▶
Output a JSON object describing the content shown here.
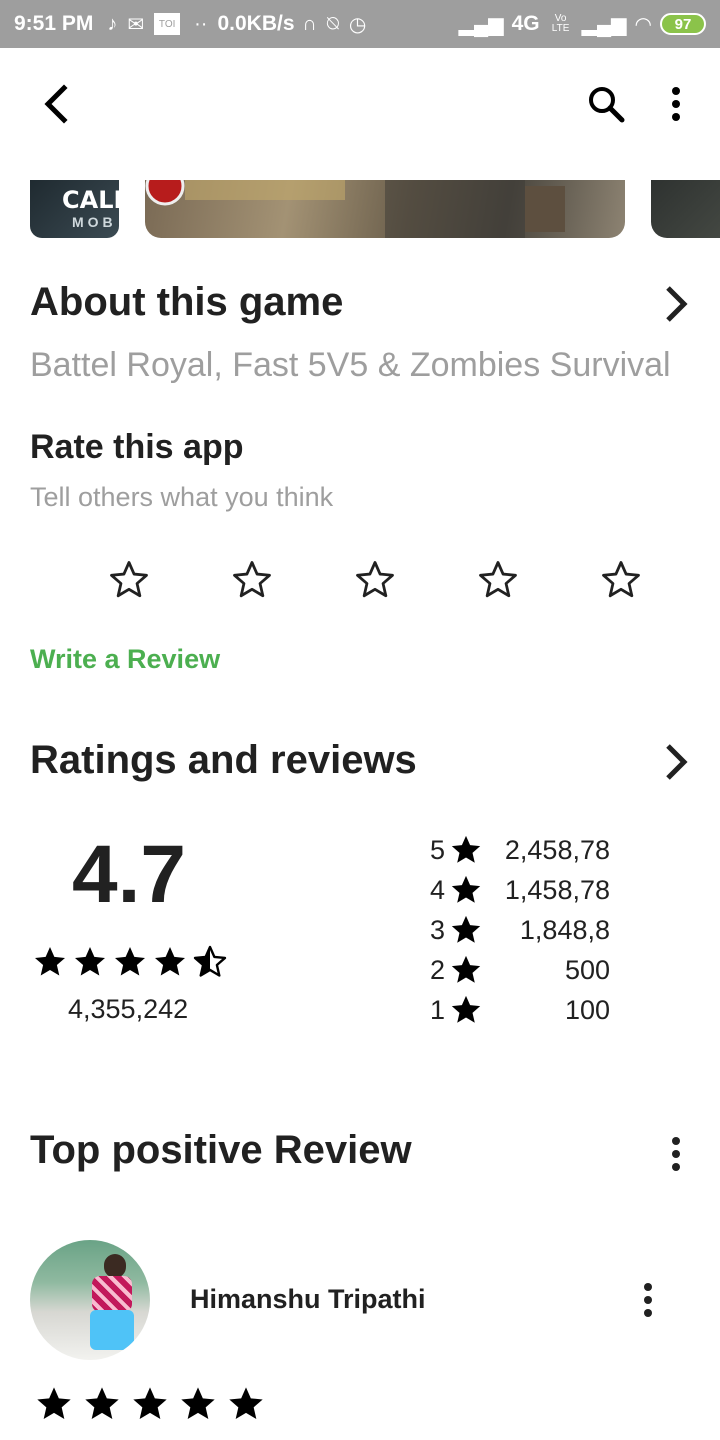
{
  "status_bar": {
    "time": "9:51 PM",
    "toi_badge": "TOI",
    "speed": "0.0KB/s",
    "network": "4G",
    "volte": "Vo LTE",
    "battery": "97"
  },
  "toolbar": {
    "back_icon": "back-arrow-icon",
    "search_icon": "search-icon",
    "more_icon": "more-vert-icon"
  },
  "screenshots": {
    "first_logo_line1": "CALL",
    "first_logo_line2": "MOB"
  },
  "about": {
    "title": "About this game",
    "description": "Battel Royal, Fast 5V5 & Zombies Survival"
  },
  "rate": {
    "title": "Rate this app",
    "subtitle": "Tell others what you think",
    "star_count": 5,
    "write_review_label": "Write a Review"
  },
  "ratings": {
    "title": "Ratings and reviews",
    "average": "4.7",
    "average_value": 4.7,
    "total_count": "4,355,242",
    "distribution": [
      {
        "stars": "5",
        "count": "2,458,78"
      },
      {
        "stars": "4",
        "count": "1,458,78"
      },
      {
        "stars": "3",
        "count": "1,848,8"
      },
      {
        "stars": "2",
        "count": "500"
      },
      {
        "stars": "1",
        "count": "100"
      }
    ]
  },
  "top_review": {
    "title": "Top positive Review",
    "reviewer_name": "Himanshu Tripathi",
    "rating": 5
  },
  "colors": {
    "accent_green": "#4caf50",
    "text_primary": "#212121",
    "text_secondary": "#9e9e9e",
    "status_bar": "#9e9e9e"
  }
}
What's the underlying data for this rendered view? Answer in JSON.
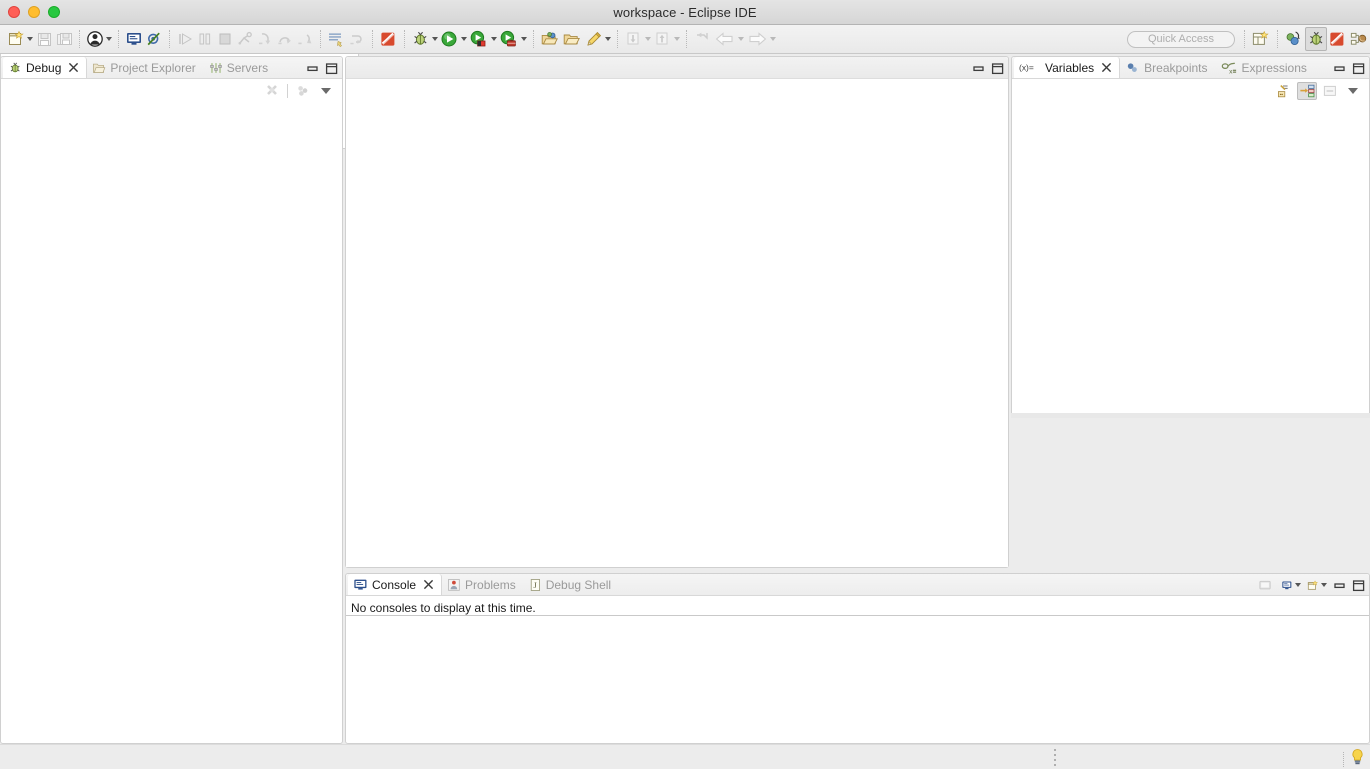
{
  "window": {
    "title": "workspace - Eclipse IDE",
    "controls": {
      "close": "close",
      "minimize": "minimize",
      "maximize": "maximize"
    }
  },
  "toolbar": {
    "quick_access_placeholder": "Quick Access",
    "items": [
      {
        "name": "new-wizard",
        "label": "New",
        "icon": "new-file-icon",
        "enabled": true,
        "dropdown": true
      },
      {
        "name": "save",
        "label": "Save",
        "icon": "save-icon",
        "enabled": false,
        "dropdown": false
      },
      {
        "name": "save-all",
        "label": "Save All",
        "icon": "save-all-icon",
        "enabled": false,
        "dropdown": false
      },
      {
        "name": "user",
        "label": "User",
        "icon": "person-icon",
        "enabled": true,
        "dropdown": true
      },
      {
        "name": "open-console",
        "label": "Open Console",
        "icon": "console-icon",
        "enabled": true,
        "dropdown": false
      },
      {
        "name": "skip-breakpoints",
        "label": "Skip All Breakpoints",
        "icon": "skip-breakpoints-icon",
        "enabled": true,
        "dropdown": false
      },
      {
        "name": "resume",
        "label": "Resume",
        "icon": "resume-icon",
        "enabled": false,
        "dropdown": false
      },
      {
        "name": "suspend",
        "label": "Suspend",
        "icon": "suspend-icon",
        "enabled": false,
        "dropdown": false
      },
      {
        "name": "terminate",
        "label": "Terminate",
        "icon": "terminate-icon",
        "enabled": false,
        "dropdown": false
      },
      {
        "name": "disconnect",
        "label": "Disconnect",
        "icon": "disconnect-icon",
        "enabled": false,
        "dropdown": false
      },
      {
        "name": "step-into",
        "label": "Step Into",
        "icon": "step-into-icon",
        "enabled": false,
        "dropdown": false
      },
      {
        "name": "step-over",
        "label": "Step Over",
        "icon": "step-over-icon",
        "enabled": false,
        "dropdown": false
      },
      {
        "name": "step-return",
        "label": "Step Return",
        "icon": "step-return-icon",
        "enabled": false,
        "dropdown": false
      },
      {
        "name": "instruction-stepping",
        "label": "Instruction Stepping Mode",
        "icon": "instruction-step-icon",
        "enabled": true,
        "dropdown": false
      },
      {
        "name": "drop-to-frame",
        "label": "Drop to Frame",
        "icon": "drop-to-frame-icon",
        "enabled": false,
        "dropdown": false
      },
      {
        "name": "new-java-project",
        "label": "New Java Project",
        "icon": "java-project-icon",
        "enabled": true,
        "dropdown": false
      },
      {
        "name": "debug",
        "label": "Debug",
        "icon": "debug-bug-icon",
        "enabled": true,
        "dropdown": true
      },
      {
        "name": "run",
        "label": "Run",
        "icon": "run-play-icon",
        "enabled": true,
        "dropdown": true
      },
      {
        "name": "run-server",
        "label": "Run on Server",
        "icon": "run-server-icon",
        "enabled": true,
        "dropdown": true
      },
      {
        "name": "profile",
        "label": "Profile",
        "icon": "profile-icon",
        "enabled": true,
        "dropdown": true
      },
      {
        "name": "open-type",
        "label": "Open Type",
        "icon": "open-type-icon",
        "enabled": true,
        "dropdown": false
      },
      {
        "name": "open-task",
        "label": "Open Task",
        "icon": "open-task-icon",
        "enabled": true,
        "dropdown": false
      },
      {
        "name": "toggle-mark",
        "label": "Toggle Mark Occurrences",
        "icon": "pencil-icon",
        "enabled": true,
        "dropdown": true
      },
      {
        "name": "previous-annotation",
        "label": "Previous Annotation",
        "icon": "prev-annotation-icon",
        "enabled": false,
        "dropdown": true
      },
      {
        "name": "next-annotation",
        "label": "Next Annotation",
        "icon": "next-annotation-icon",
        "enabled": false,
        "dropdown": true
      },
      {
        "name": "last-edit-location",
        "label": "Last Edit Location",
        "icon": "last-edit-icon",
        "enabled": false,
        "dropdown": false
      },
      {
        "name": "back",
        "label": "Back",
        "icon": "back-arrow-icon",
        "enabled": false,
        "dropdown": true
      },
      {
        "name": "forward",
        "label": "Forward",
        "icon": "forward-arrow-icon",
        "enabled": false,
        "dropdown": true
      }
    ],
    "perspectives": [
      {
        "name": "open-perspective",
        "label": "Open Perspective",
        "icon": "open-perspective-icon",
        "active": false
      },
      {
        "name": "perspective-java-ee",
        "label": "Java EE",
        "icon": "java-ee-perspective-icon",
        "active": false
      },
      {
        "name": "perspective-debug",
        "label": "Debug",
        "icon": "debug-perspective-icon",
        "active": true
      },
      {
        "name": "perspective-java",
        "label": "Java",
        "icon": "java-perspective-icon",
        "active": false
      },
      {
        "name": "perspective-team-sync",
        "label": "Team Synchronizing",
        "icon": "team-sync-perspective-icon",
        "active": false
      }
    ]
  },
  "left_panel": {
    "tabs": [
      {
        "label": "Debug",
        "icon": "debug-bug-icon",
        "active": true,
        "closable": true
      },
      {
        "label": "Project Explorer",
        "icon": "project-explorer-icon",
        "active": false,
        "closable": false
      },
      {
        "label": "Servers",
        "icon": "servers-icon",
        "active": false,
        "closable": false
      }
    ],
    "tools": [
      {
        "name": "remove-all-terminated",
        "label": "Remove All Terminated",
        "icon": "remove-terminated-icon",
        "enabled": false
      },
      {
        "name": "debug-view-menu-group",
        "label": "Group By",
        "icon": "group-by-icon",
        "enabled": false
      }
    ],
    "view_menu_label": "View Menu",
    "minimize_label": "Minimize",
    "maximize_label": "Maximize",
    "content": ""
  },
  "editor_area": {
    "minimize_label": "Minimize",
    "restore_label": "Restore",
    "content": ""
  },
  "right_panel": {
    "tabs": [
      {
        "label": "Variables",
        "icon": "variables-icon",
        "active": true,
        "closable": true
      },
      {
        "label": "Breakpoints",
        "icon": "breakpoints-icon",
        "active": false,
        "closable": false
      },
      {
        "label": "Expressions",
        "icon": "expressions-icon",
        "active": false,
        "closable": false
      }
    ],
    "tools": [
      {
        "name": "collapse-all",
        "label": "Collapse All",
        "icon": "collapse-all-icon",
        "enabled": true,
        "pressed": false
      },
      {
        "name": "show-logical-structure",
        "label": "Show Logical Structure",
        "icon": "logical-structure-icon",
        "enabled": true,
        "pressed": true
      },
      {
        "name": "toggle-detail-pane",
        "label": "Toggle Detail Pane",
        "icon": "detail-pane-icon",
        "enabled": false,
        "pressed": false
      }
    ],
    "view_menu_label": "View Menu",
    "minimize_label": "Minimize",
    "maximize_label": "Maximize",
    "content": ""
  },
  "right_lower": {
    "content": ""
  },
  "console_panel": {
    "tabs": [
      {
        "label": "Console",
        "icon": "console-icon",
        "active": true,
        "closable": true
      },
      {
        "label": "Problems",
        "icon": "problems-icon",
        "active": false,
        "closable": false
      },
      {
        "label": "Debug Shell",
        "icon": "debug-shell-icon",
        "active": false,
        "closable": false
      }
    ],
    "message": "No consoles to display at this time.",
    "tools": [
      {
        "name": "open-console-view",
        "label": "Open Console",
        "icon": "open-console-small-icon",
        "enabled": false,
        "dropdown": false
      },
      {
        "name": "display-selected-console",
        "label": "Display Selected Console",
        "icon": "display-console-icon",
        "enabled": true,
        "dropdown": true
      },
      {
        "name": "new-console-view",
        "label": "New Console View",
        "icon": "new-console-icon",
        "enabled": true,
        "dropdown": true
      }
    ],
    "minimize_label": "Minimize",
    "maximize_label": "Maximize"
  },
  "statusbar": {
    "message": "",
    "tip_icon": "lightbulb-tip-icon",
    "tip_label": "Tip"
  },
  "colors": {
    "window_chrome": "#ececec",
    "panel_bg": "#ffffff",
    "tab_active_text": "#1a1a1a",
    "tab_inactive_text": "#9a9a9a",
    "accent_blue": "#2c4f8c",
    "traffic_close": "#ff5f57",
    "traffic_min": "#ffbd2e",
    "traffic_max": "#28c840"
  }
}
◀
EXERCISE INSTRUCTIONS
Go through the listing above and locate each line that holds the word "this". Copy those lines.

SOLVED EXERCISE
    "title": "About this game",
    "title": "Rate this app",
What's the underlying data for this rendered view? Answer in JSON.
    "message": "No consoles to display at this time.",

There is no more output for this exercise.